[Start of Data provided]

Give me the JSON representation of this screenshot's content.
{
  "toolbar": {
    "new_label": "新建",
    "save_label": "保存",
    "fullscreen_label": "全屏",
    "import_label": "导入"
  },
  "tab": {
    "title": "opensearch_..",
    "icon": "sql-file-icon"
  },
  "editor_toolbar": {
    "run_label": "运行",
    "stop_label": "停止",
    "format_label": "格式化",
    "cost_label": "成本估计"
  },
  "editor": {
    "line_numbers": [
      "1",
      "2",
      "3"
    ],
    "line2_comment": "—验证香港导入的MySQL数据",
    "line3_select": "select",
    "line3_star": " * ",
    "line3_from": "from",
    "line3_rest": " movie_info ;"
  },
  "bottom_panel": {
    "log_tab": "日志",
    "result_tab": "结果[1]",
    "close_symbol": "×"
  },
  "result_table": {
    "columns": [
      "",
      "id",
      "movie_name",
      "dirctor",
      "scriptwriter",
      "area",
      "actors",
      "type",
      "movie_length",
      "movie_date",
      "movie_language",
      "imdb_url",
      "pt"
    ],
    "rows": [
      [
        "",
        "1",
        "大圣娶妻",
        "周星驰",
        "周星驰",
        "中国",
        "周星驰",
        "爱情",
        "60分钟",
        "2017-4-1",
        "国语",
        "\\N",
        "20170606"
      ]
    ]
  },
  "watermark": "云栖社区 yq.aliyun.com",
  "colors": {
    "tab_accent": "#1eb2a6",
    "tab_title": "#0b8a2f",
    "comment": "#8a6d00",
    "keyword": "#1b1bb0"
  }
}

[End of Data provided]

- _Short problem_
The records above need to be transcribed in full. Keep every character unchanged.

- _Answer in full_
Give me the JSON representation of this screenshot's content.
{
  "toolbar": {
    "new_label": "新建",
    "save_label": "保存",
    "fullscreen_label": "全屏",
    "import_label": "导入"
  },
  "tab": {
    "title": "opensearch_..",
    "icon": "sql-file-icon"
  },
  "editor_toolbar": {
    "run_label": "运行",
    "stop_label": "停止",
    "format_label": "格式化",
    "cost_label": "成本估计"
  },
  "editor": {
    "line_numbers": [
      "1",
      "2",
      "3"
    ],
    "line2_comment": "—验证香港导入的MySQL数据",
    "line3_select": "select",
    "line3_star": " * ",
    "line3_from": "from",
    "line3_rest": " movie_info ;"
  },
  "bottom_panel": {
    "log_tab": "日志",
    "result_tab": "结果[1]",
    "close_symbol": "×"
  },
  "result_table": {
    "columns": [
      "",
      "id",
      "movie_name",
      "dirctor",
      "scriptwriter",
      "area",
      "actors",
      "type",
      "movie_length",
      "movie_date",
      "movie_language",
      "imdb_url",
      "pt"
    ],
    "rows": [
      [
        "",
        "1",
        "大圣娶妻",
        "周星驰",
        "周星驰",
        "中国",
        "周星驰",
        "爱情",
        "60分钟",
        "2017-4-1",
        "国语",
        "\\N",
        "20170606"
      ]
    ]
  },
  "watermark": "云栖社区 yq.aliyun.com",
  "colors": {
    "tab_accent": "#1eb2a6",
    "tab_title": "#0b8a2f",
    "comment": "#8a6d00",
    "keyword": "#1b1bb0"
  }
}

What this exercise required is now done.